* Begin Task inputs *
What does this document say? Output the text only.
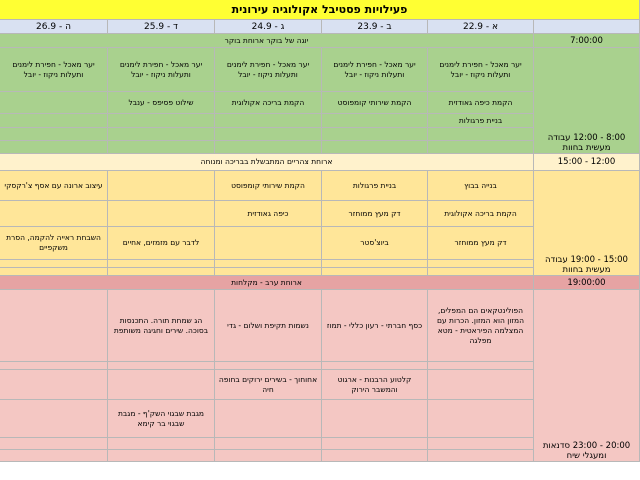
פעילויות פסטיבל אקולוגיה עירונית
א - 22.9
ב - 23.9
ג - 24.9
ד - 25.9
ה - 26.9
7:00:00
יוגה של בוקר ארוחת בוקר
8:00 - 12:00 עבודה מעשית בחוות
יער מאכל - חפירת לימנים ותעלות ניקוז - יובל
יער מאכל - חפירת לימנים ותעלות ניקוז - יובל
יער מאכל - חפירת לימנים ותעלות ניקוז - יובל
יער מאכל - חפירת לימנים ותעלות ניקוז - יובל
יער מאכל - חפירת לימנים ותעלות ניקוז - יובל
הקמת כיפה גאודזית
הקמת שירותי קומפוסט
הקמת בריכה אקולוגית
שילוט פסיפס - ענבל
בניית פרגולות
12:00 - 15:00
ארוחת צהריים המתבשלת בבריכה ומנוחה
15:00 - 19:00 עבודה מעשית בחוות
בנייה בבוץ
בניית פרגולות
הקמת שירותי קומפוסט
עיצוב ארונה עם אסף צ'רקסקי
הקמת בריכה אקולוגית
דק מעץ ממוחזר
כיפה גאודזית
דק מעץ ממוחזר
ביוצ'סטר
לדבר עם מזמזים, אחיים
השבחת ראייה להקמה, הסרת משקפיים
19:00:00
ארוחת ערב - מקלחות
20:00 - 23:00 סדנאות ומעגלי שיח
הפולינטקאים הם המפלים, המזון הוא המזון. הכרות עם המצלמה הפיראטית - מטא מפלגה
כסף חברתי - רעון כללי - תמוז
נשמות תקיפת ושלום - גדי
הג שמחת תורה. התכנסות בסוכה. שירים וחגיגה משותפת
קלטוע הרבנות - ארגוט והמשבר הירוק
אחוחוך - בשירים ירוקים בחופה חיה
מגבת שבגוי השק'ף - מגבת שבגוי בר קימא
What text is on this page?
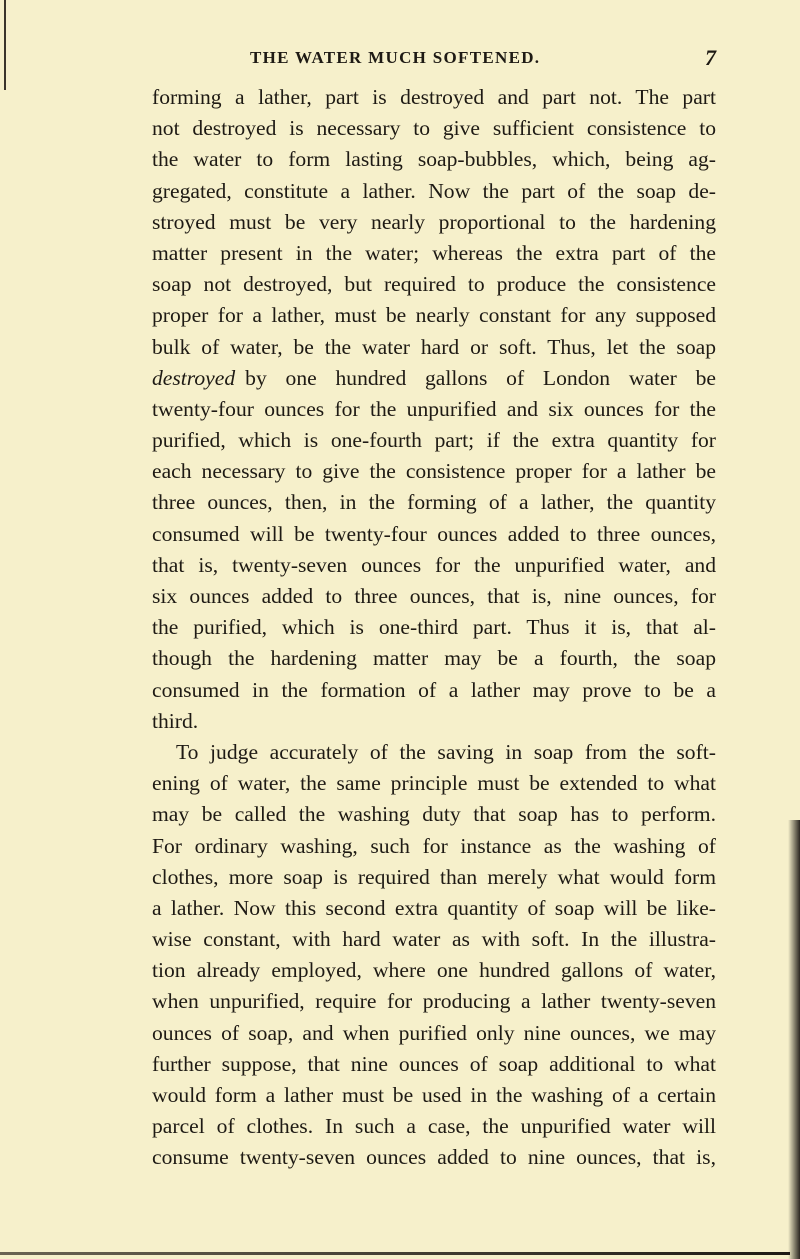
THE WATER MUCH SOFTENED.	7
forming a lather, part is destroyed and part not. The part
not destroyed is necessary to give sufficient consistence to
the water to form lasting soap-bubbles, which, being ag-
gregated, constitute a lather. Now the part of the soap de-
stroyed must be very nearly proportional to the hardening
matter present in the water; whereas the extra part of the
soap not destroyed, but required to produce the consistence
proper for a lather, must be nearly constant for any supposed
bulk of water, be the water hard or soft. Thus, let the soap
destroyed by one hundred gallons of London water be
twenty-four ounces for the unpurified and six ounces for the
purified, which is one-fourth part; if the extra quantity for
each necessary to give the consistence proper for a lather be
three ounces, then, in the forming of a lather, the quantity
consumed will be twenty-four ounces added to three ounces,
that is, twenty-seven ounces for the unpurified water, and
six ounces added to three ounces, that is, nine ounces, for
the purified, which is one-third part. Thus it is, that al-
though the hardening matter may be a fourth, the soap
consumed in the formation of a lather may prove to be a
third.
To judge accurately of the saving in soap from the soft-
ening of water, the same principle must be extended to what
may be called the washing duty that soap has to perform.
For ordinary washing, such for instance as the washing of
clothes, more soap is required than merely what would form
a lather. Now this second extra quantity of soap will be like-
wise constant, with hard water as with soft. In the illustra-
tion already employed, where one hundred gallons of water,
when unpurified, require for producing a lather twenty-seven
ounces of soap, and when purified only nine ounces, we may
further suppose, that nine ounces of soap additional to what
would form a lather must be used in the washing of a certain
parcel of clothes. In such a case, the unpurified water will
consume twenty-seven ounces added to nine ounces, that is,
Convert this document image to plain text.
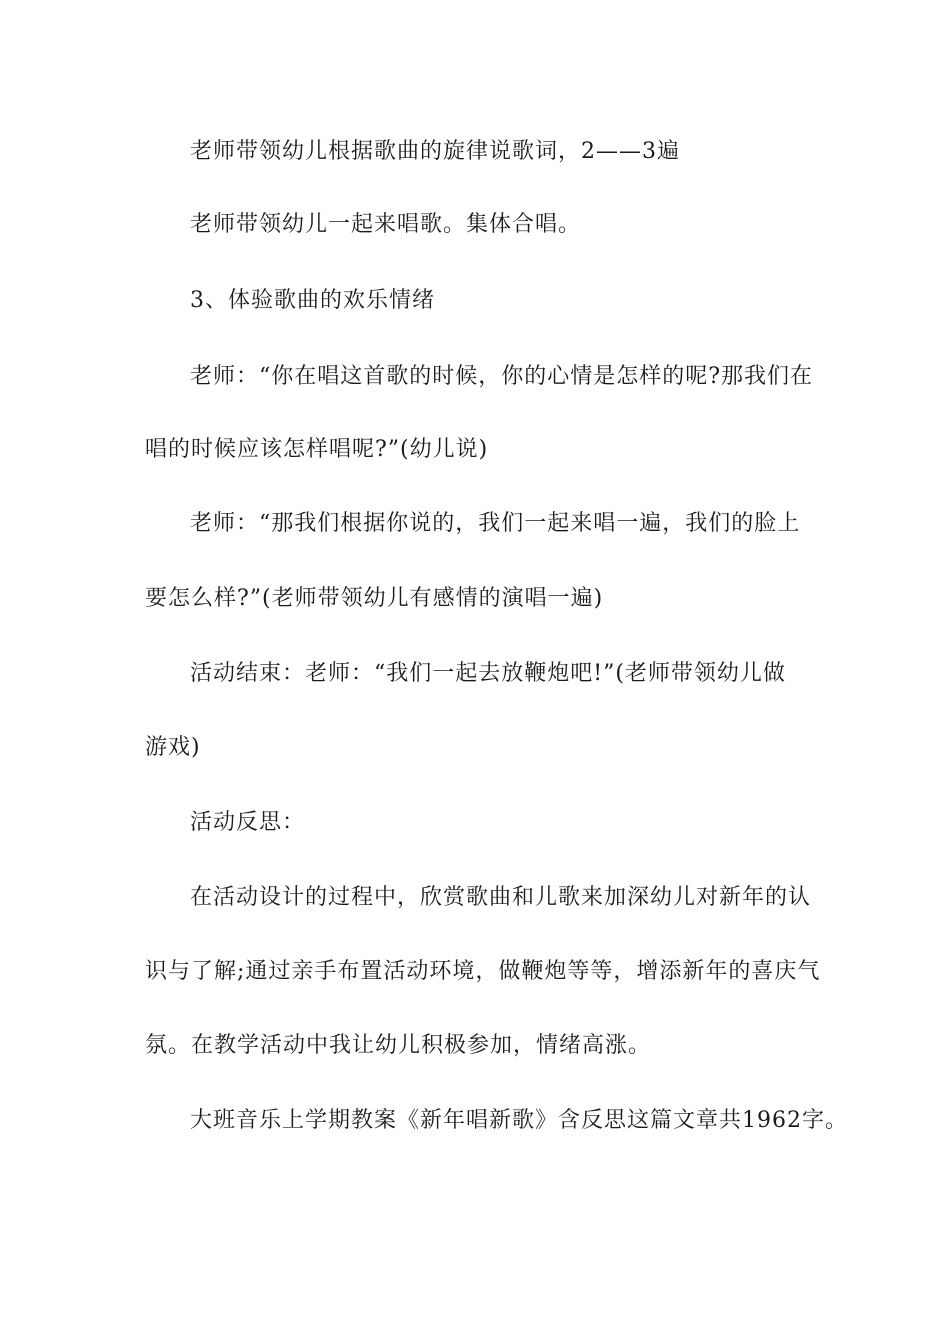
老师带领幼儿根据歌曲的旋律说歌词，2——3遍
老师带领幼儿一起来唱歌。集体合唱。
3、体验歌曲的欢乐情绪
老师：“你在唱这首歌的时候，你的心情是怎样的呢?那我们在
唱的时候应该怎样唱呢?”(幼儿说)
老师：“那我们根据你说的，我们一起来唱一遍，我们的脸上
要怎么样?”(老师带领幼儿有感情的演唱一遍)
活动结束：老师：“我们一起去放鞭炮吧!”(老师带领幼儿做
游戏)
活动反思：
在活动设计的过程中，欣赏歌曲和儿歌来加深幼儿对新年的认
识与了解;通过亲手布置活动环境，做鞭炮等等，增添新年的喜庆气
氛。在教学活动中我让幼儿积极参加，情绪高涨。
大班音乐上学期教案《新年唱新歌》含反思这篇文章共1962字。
* End Task inputs *
• Stated exercise: Scan the data above; copy every line where "part" appears.

• Exercise response:
forming a lather, part is destroyed and part not. The part
gregated, constitute a lather. Now the part of the soap de-
matter present in the water; whereas the extra part of the
purified, which is one-fourth part; if the extra quantity for
the purified, which is one-third part. Thus it is, that al-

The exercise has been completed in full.